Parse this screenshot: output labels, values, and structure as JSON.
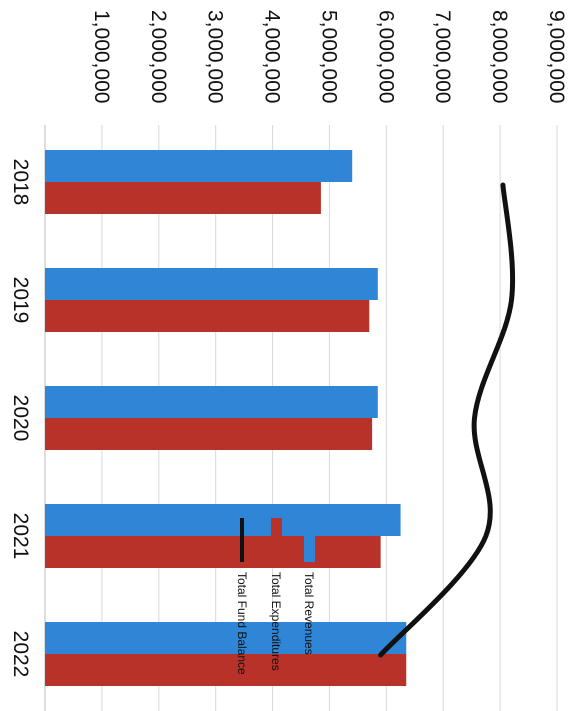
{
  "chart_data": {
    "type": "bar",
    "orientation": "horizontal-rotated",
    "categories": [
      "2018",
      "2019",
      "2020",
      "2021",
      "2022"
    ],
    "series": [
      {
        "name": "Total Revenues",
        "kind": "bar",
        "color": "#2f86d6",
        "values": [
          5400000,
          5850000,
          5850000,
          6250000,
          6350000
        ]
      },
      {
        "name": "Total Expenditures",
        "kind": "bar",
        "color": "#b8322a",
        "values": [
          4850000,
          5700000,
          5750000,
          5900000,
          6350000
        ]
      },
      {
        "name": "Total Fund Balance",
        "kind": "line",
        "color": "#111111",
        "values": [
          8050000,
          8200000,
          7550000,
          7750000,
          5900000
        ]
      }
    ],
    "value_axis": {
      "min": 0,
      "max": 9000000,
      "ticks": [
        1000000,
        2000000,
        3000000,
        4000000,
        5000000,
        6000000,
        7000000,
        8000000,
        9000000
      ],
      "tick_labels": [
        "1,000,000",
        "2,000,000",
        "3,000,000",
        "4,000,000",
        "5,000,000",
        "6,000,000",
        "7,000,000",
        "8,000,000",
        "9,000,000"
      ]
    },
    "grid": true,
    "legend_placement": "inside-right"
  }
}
_ _ _ _ _ _ _
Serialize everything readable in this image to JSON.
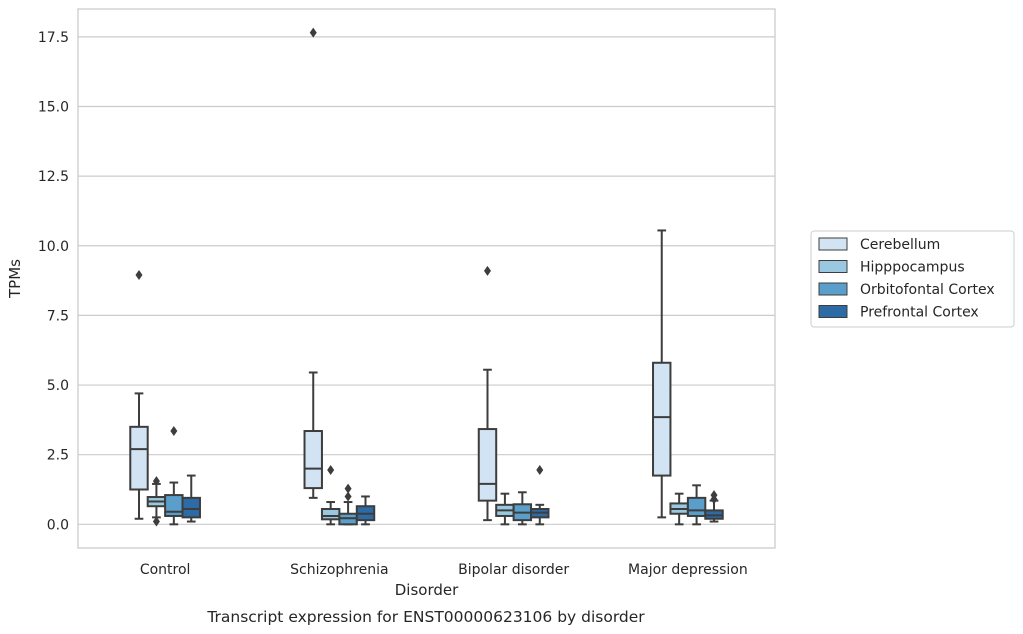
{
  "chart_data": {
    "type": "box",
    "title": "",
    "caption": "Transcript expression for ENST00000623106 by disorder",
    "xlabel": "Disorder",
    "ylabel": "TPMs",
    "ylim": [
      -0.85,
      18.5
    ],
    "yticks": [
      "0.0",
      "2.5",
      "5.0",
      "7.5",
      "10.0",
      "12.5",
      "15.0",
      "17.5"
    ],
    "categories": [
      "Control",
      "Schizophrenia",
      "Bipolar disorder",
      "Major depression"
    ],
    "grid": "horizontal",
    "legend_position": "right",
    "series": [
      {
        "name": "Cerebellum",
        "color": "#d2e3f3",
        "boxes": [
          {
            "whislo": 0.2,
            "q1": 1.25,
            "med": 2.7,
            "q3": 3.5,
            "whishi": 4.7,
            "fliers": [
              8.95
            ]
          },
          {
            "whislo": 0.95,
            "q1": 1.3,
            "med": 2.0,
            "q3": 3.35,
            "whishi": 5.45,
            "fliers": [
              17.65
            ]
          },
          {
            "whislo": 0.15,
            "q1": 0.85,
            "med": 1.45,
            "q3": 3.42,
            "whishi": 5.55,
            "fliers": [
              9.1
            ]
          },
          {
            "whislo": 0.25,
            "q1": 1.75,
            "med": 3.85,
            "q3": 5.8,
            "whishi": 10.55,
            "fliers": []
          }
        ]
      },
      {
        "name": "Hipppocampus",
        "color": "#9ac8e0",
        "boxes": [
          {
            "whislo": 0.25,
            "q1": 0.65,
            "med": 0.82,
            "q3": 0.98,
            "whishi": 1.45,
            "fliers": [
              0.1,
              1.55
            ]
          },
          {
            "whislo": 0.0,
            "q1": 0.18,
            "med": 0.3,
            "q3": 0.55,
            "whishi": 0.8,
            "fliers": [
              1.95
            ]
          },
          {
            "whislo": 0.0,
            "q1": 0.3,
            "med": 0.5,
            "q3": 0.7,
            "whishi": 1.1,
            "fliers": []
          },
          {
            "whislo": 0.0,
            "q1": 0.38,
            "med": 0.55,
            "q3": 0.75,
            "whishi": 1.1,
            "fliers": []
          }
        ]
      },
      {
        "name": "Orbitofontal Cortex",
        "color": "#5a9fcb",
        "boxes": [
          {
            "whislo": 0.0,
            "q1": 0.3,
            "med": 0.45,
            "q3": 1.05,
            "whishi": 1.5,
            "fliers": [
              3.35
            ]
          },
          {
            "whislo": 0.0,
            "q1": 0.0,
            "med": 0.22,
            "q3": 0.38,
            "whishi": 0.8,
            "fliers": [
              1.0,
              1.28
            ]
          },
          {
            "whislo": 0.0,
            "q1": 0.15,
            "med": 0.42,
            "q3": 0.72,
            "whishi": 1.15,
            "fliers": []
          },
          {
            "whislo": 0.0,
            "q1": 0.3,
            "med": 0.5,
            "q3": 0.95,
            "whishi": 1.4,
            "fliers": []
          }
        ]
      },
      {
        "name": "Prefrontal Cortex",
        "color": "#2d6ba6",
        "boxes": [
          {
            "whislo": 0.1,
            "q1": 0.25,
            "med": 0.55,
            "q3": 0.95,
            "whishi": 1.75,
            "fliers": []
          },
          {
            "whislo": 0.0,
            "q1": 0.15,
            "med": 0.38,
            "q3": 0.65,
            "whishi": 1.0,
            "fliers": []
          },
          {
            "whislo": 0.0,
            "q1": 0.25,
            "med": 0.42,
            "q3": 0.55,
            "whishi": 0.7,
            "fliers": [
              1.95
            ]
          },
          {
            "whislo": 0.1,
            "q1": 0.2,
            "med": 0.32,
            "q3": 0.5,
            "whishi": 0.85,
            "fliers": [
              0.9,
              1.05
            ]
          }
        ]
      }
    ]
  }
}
_ _ _ _ _ _ _
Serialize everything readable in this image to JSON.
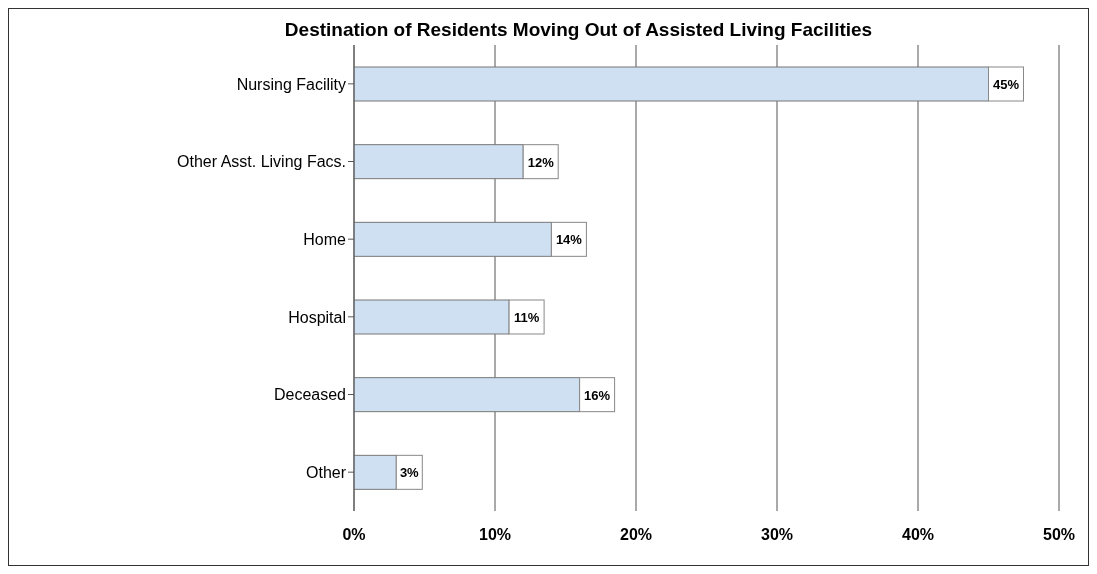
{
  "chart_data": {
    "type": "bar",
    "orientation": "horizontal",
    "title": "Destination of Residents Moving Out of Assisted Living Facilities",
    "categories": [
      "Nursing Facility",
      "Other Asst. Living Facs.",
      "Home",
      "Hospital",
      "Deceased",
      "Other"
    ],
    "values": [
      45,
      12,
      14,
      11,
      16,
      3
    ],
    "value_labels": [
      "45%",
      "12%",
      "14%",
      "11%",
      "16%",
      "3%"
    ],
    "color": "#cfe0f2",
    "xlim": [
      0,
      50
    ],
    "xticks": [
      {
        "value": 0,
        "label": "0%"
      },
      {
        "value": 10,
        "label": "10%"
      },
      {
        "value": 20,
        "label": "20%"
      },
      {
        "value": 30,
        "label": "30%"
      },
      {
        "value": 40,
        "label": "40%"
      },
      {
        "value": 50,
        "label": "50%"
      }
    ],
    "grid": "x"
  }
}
_ _ _ _ _ _ _
### Task brief
Return all lines with the word "Cortex" in them.

### Worked answer
        "name": "Orbitofontal Cortex",
        "name": "Prefrontal Cortex",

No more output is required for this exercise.